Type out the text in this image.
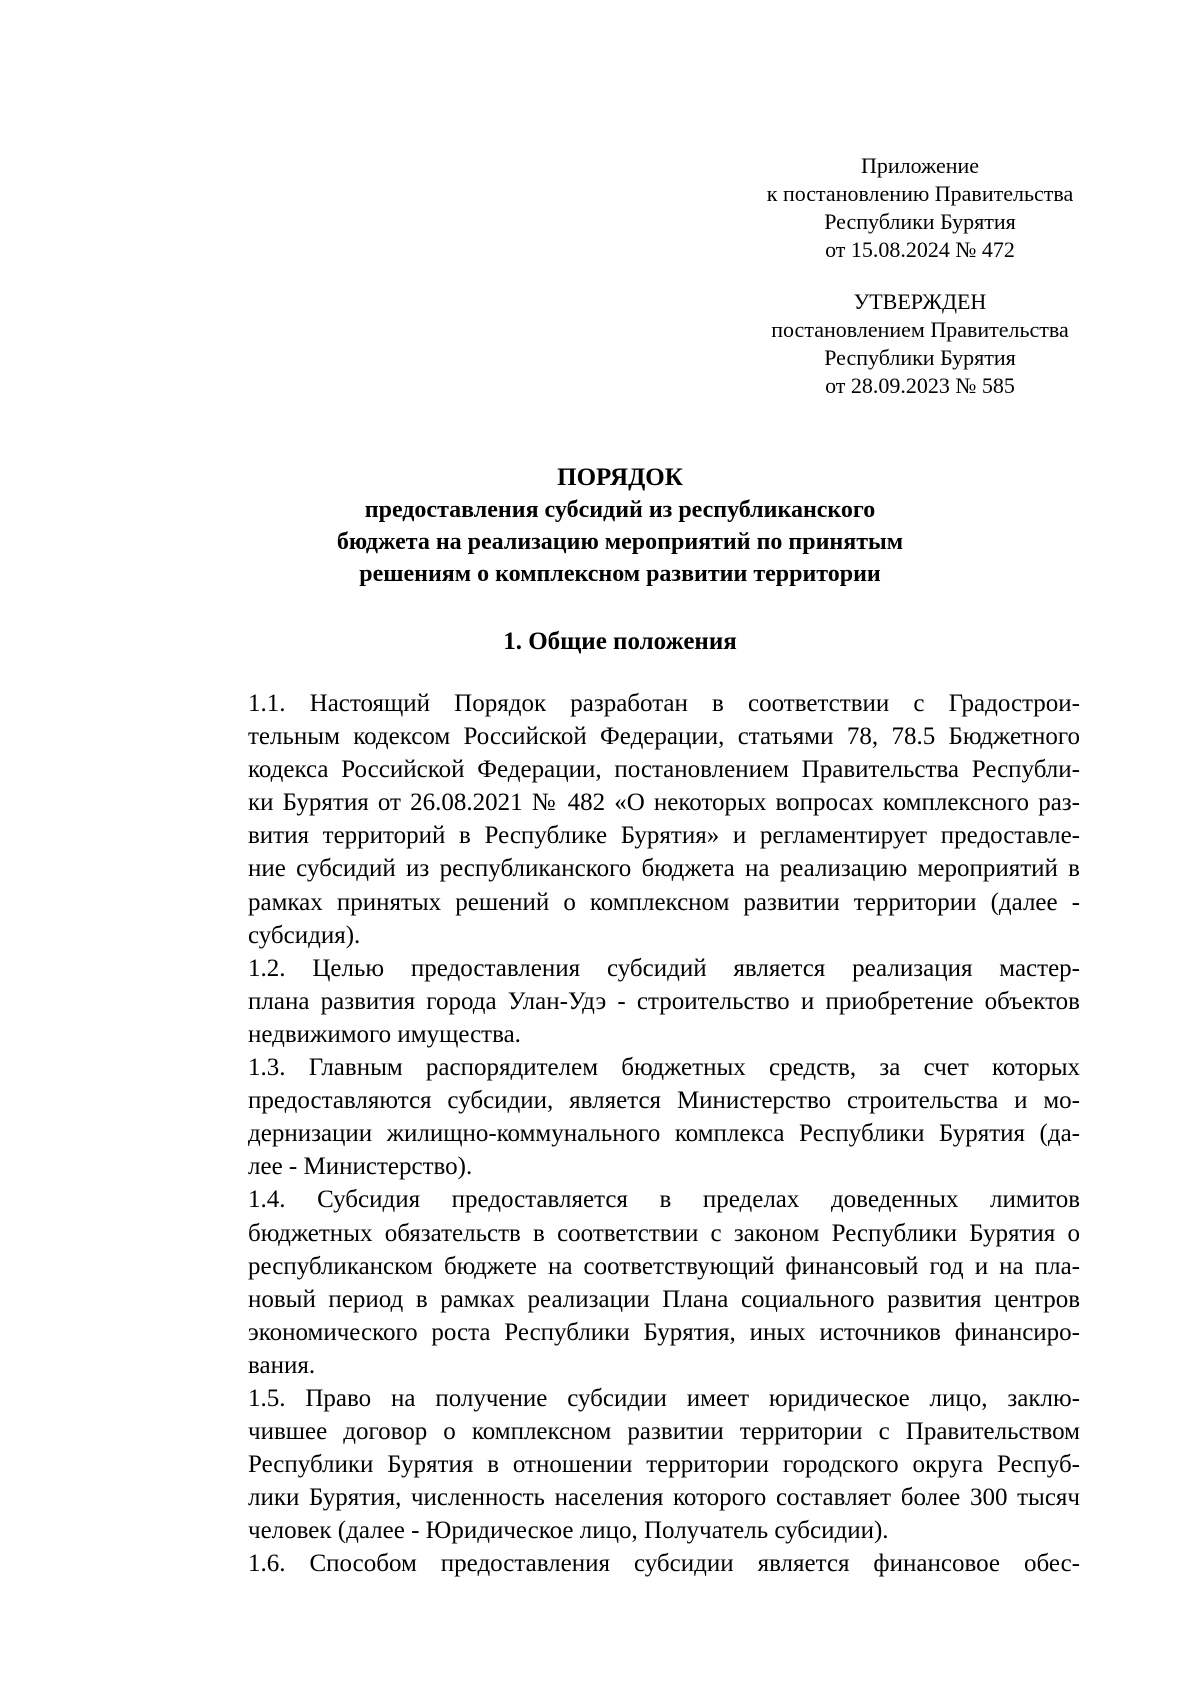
Приложение
к постановлению Правительства
Республики Бурятия
от 15.08.2024 № 472
УТВЕРЖДЕН
постановлением Правительства
Республики Бурятия
от 28.09.2023 № 585
ПОРЯДОК
предоставления субсидий из республиканского
бюджета на реализацию мероприятий по принятым
решениям о комплексном развитии территории
1. Общие положения

1.1. Настоящий Порядок разработан в соответствии с Градострои-
тельным кодексом Российской Федерации, статьями 78, 78.5 Бюджетного
кодекса Российской Федерации, постановлением Правительства Республи-
ки Бурятия от 26.08.2021 № 482 «О некоторых вопросах комплексного раз-
вития территорий в Республике Бурятия» и регламентирует предоставле-
ние субсидий из республиканского бюджета на реализацию мероприятий в
рамках принятых решений о комплексном развитии территории (далее -
субсидия).

1.2. Целью предоставления субсидий является реализация мастер-
плана развития города Улан-Удэ - строительство и приобретение объектов
недвижимого имущества.

1.3. Главным распорядителем бюджетных средств, за счет которых
предоставляются субсидии, является Министерство строительства и мо-
дернизации жилищно-коммунального комплекса Республики Бурятия (да-
лее - Министерство).

1.4. Субсидия предоставляется в пределах доведенных лимитов
бюджетных обязательств в соответствии с законом Республики Бурятия о
республиканском бюджете на соответствующий финансовый год и на пла-
новый период в рамках реализации Плана социального развития центров
экономического роста Республики Бурятия, иных источников финансиро-
вания.

1.5. Право на получение субсидии имеет юридическое лицо, заклю-
чившее договор о комплексном развитии территории с Правительством
Республики Бурятия в отношении территории городского округа Респуб-
лики Бурятия, численность населения которого составляет более 300 тысяч
человек (далее - Юридическое лицо, Получатель субсидии).

1.6. Способом предоставления субсидии является финансовое обес-
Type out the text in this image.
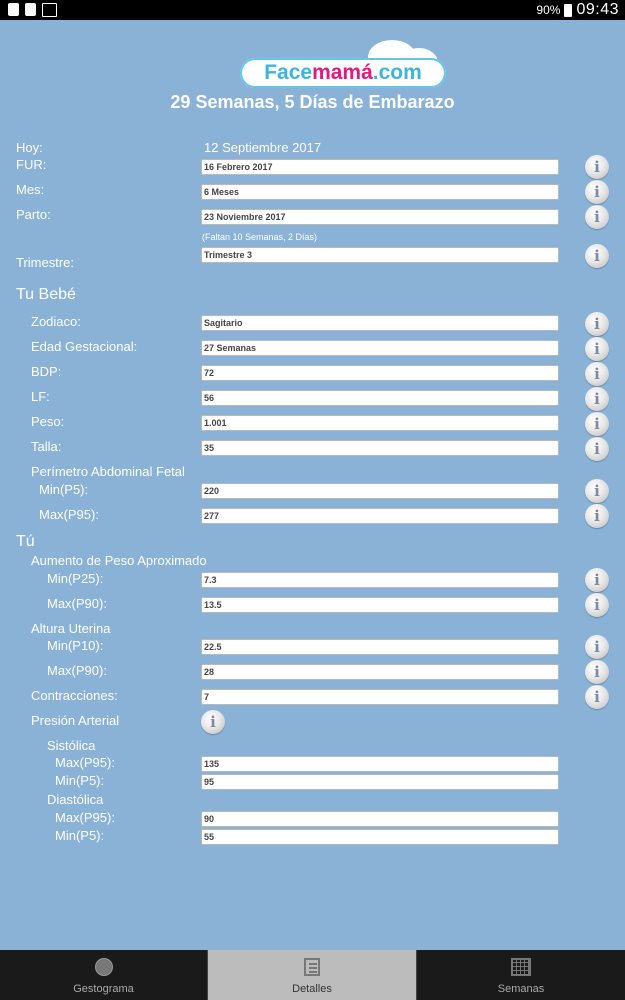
90% 09:43
Face mamá .com
29 Semanas, 5 Días de Embarazo
Hoy:	12 Septiembre 2017
FUR:	16 Febrero 2017	i
Mes:	6 Meses	i
Parto:	23 Noviembre 2017	i
(Faltan 10 Semanas, 2 Días)
Trimestre:	Trimestre 3	i
Tu Bebé
Zodiaco:	Sagitario	i
Edad Gestacional:	27 Semanas	i
BDP:	72	i
LF:	56	i
Peso:	1.001	i
Talla:	35	i
Perímetro Abdominal Fetal
Min(P5):	220	i
Max(P95):	277	i
Tú
Aumento de Peso Aproximado
Min(P25):	7.3	i
Max(P90):	13.5	i
Altura Uterina
Min(P10):	22.5	i
Max(P90):	28	i
Contracciones:	7	i
Presión Arterial	i
Sistólica
Max(P95):	135
Min(P5):	95
Diastólica
Max(P95):	90
Min(P5):	55
Gestograma	Detalles	Semanas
══════════════════════════════
### To be done
Transcribe the full listing character for character. Pictures are excluded.

### Result below
Type out the text in this image.
Приложение
к постановлению Правительства
Республики Бурятия
от 15.08.2024 № 472
УТВЕРЖДЕН
постановлением Правительства
Республики Бурятия
от 28.09.2023 № 585
ПОРЯДОК
предоставления субсидий из республиканского
бюджета на реализацию мероприятий по принятым
решениям о комплексном развитии территории
1. Общие положения

1.1. Настоящий Порядок разработан в соответствии с Градострои-
тельным кодексом Российской Федерации, статьями 78, 78.5 Бюджетного
кодекса Российской Федерации, постановлением Правительства Республи-
ки Бурятия от 26.08.2021 № 482 «О некоторых вопросах комплексного раз-
вития территорий в Республике Бурятия» и регламентирует предоставле-
ние субсидий из республиканского бюджета на реализацию мероприятий в
рамках принятых решений о комплексном развитии территории (далее -
субсидия).

1.2. Целью предоставления субсидий является реализация мастер-
плана развития города Улан-Удэ - строительство и приобретение объектов
недвижимого имущества.

1.3. Главным распорядителем бюджетных средств, за счет которых
предоставляются субсидии, является Министерство строительства и мо-
дернизации жилищно-коммунального комплекса Республики Бурятия (да-
лее - Министерство).

1.4. Субсидия предоставляется в пределах доведенных лимитов
бюджетных обязательств в соответствии с законом Республики Бурятия о
республиканском бюджете на соответствующий финансовый год и на пла-
новый период в рамках реализации Плана социального развития центров
экономического роста Республики Бурятия, иных источников финансиро-
вания.

1.5. Право на получение субсидии имеет юридическое лицо, заклю-
чившее договор о комплексном развитии территории с Правительством
Республики Бурятия в отношении территории городского округа Респуб-
лики Бурятия, численность населения которого составляет более 300 тысяч
человек (далее - Юридическое лицо, Получатель субсидии).

1.6. Способом предоставления субсидии является финансовое обес-
Type out the text in this image.
90% 09:43
Face mamá .com
29 Semanas, 5 Días de Embarazo
Hoy:	12 Septiembre 2017
FUR:	16 Febrero 2017	i
Mes:	6 Meses	i
Parto:	23 Noviembre 2017	i
(Faltan 10 Semanas, 2 Días)
Trimestre:	Trimestre 3	i
Tu Bebé
Zodiaco:	Sagitario	i
Edad Gestacional:	27 Semanas	i
BDP:	72	i
LF:	56	i
Peso:	1.001	i
Talla:	35	i
Perímetro Abdominal Fetal
Min(P5):	220	i
Max(P95):	277	i
Tú
Aumento de Peso Aproximado
Min(P25):	7.3	i
Max(P90):	13.5	i
Altura Uterina
Min(P10):	22.5	i
Max(P90):	28	i
Contracciones:	7	i
Presión Arterial	i
Sistólica
Max(P95):	135
Min(P5):	95
Diastólica
Max(P95):	90
Min(P5):	55
Gestograma	Detalles	Semanas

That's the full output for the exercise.